Listed records:
(begin)
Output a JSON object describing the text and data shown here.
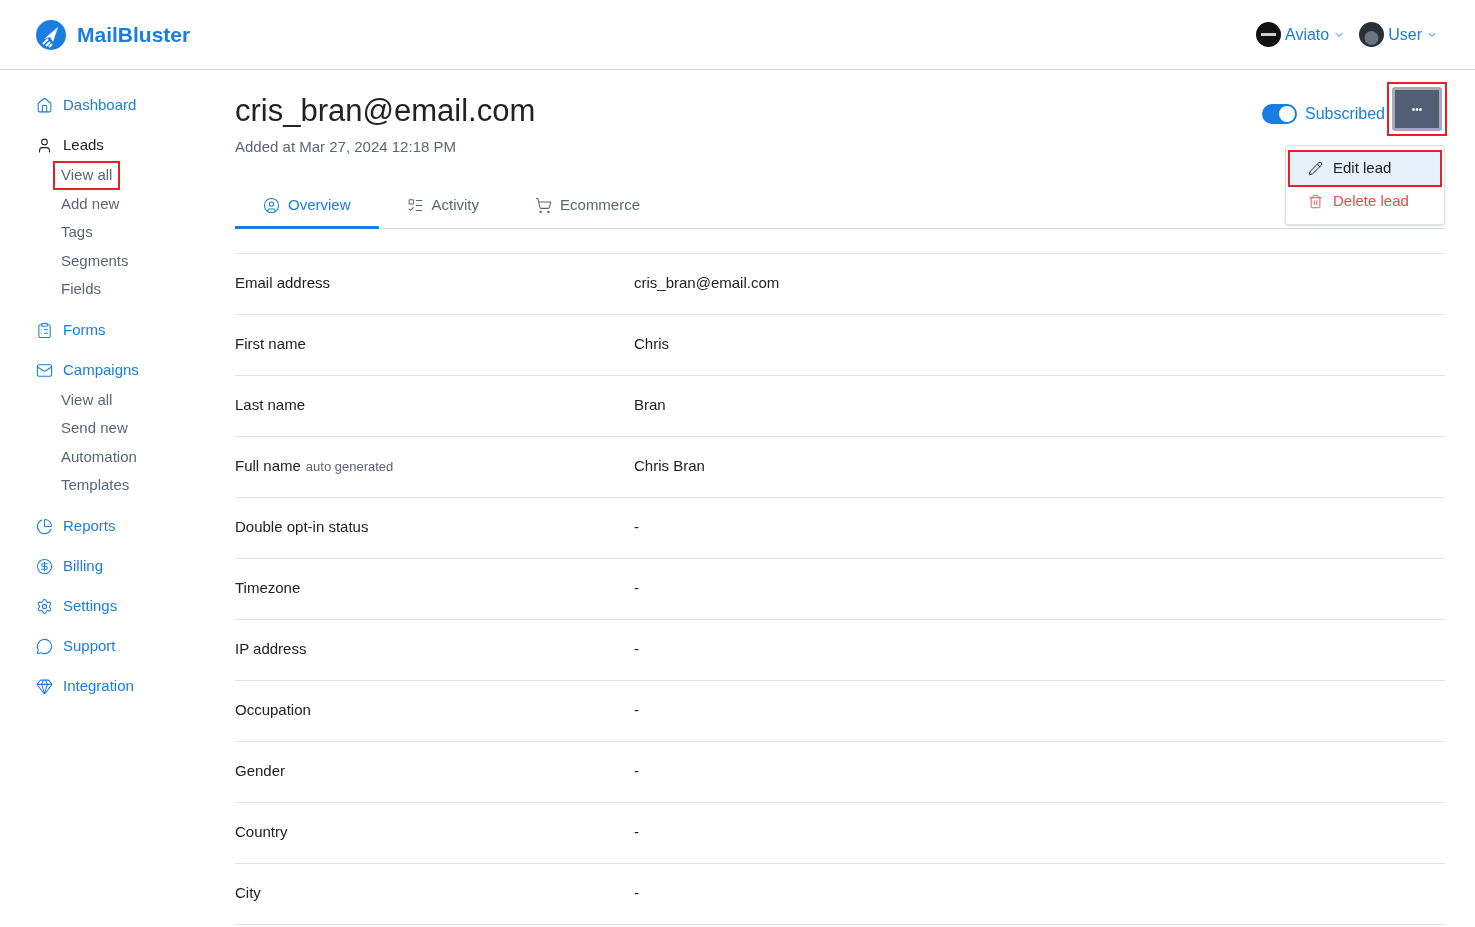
{
  "brand": {
    "name": "MailBluster"
  },
  "header": {
    "menus": [
      {
        "label": "Aviato",
        "kind": "org"
      },
      {
        "label": "User",
        "kind": "user"
      }
    ]
  },
  "sidebar": {
    "items": [
      {
        "label": "Dashboard",
        "selected": false
      },
      {
        "label": "Leads",
        "selected": true,
        "children": [
          {
            "label": "View all",
            "highlighted": true
          },
          {
            "label": "Add new",
            "highlighted": false
          },
          {
            "label": "Tags",
            "highlighted": false
          },
          {
            "label": "Segments",
            "highlighted": false
          },
          {
            "label": "Fields",
            "highlighted": false
          }
        ]
      },
      {
        "label": "Forms",
        "selected": false
      },
      {
        "label": "Campaigns",
        "selected": false,
        "children": [
          {
            "label": "View all",
            "highlighted": false
          },
          {
            "label": "Send new",
            "highlighted": false
          },
          {
            "label": "Automation",
            "highlighted": false
          },
          {
            "label": "Templates",
            "highlighted": false
          }
        ]
      },
      {
        "label": "Reports",
        "selected": false
      },
      {
        "label": "Billing",
        "selected": false
      },
      {
        "label": "Settings",
        "selected": false
      },
      {
        "label": "Support",
        "selected": false
      },
      {
        "label": "Integration",
        "selected": false
      }
    ]
  },
  "lead": {
    "title": "cris_bran@email.com",
    "added": "Added at Mar 27, 2024 12:18 PM"
  },
  "subscription": {
    "label": "Subscribed",
    "on": true
  },
  "more_button": {
    "label": "•••",
    "highlighted": true
  },
  "menu": {
    "items": [
      {
        "label": "Edit lead",
        "kind": "edit",
        "highlighted": true
      },
      {
        "label": "Delete lead",
        "kind": "delete",
        "highlighted": false
      }
    ]
  },
  "tabs": [
    {
      "label": "Overview",
      "selected": true
    },
    {
      "label": "Activity",
      "selected": false
    },
    {
      "label": "Ecommerce",
      "selected": false
    }
  ],
  "fields": [
    {
      "label": "Email address",
      "value": "cris_bran@email.com"
    },
    {
      "label": "First name",
      "value": "Chris"
    },
    {
      "label": "Last name",
      "value": "Bran"
    },
    {
      "label": "Full name",
      "note": "auto generated",
      "value": "Chris Bran"
    },
    {
      "label": "Double opt-in status",
      "value": "-"
    },
    {
      "label": "Timezone",
      "value": "-"
    },
    {
      "label": "IP address",
      "value": "-"
    },
    {
      "label": "Occupation",
      "value": "-"
    },
    {
      "label": "Gender",
      "value": "-"
    },
    {
      "label": "Country",
      "value": "-"
    },
    {
      "label": "City",
      "value": "-"
    }
  ]
}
(end)
Directions for this task: Pick out each line containing "name" and report it.

Full solution:
    "name": "MailBluster"
      "label": "First name",
      "label": "Last name",
      "label": "Full name",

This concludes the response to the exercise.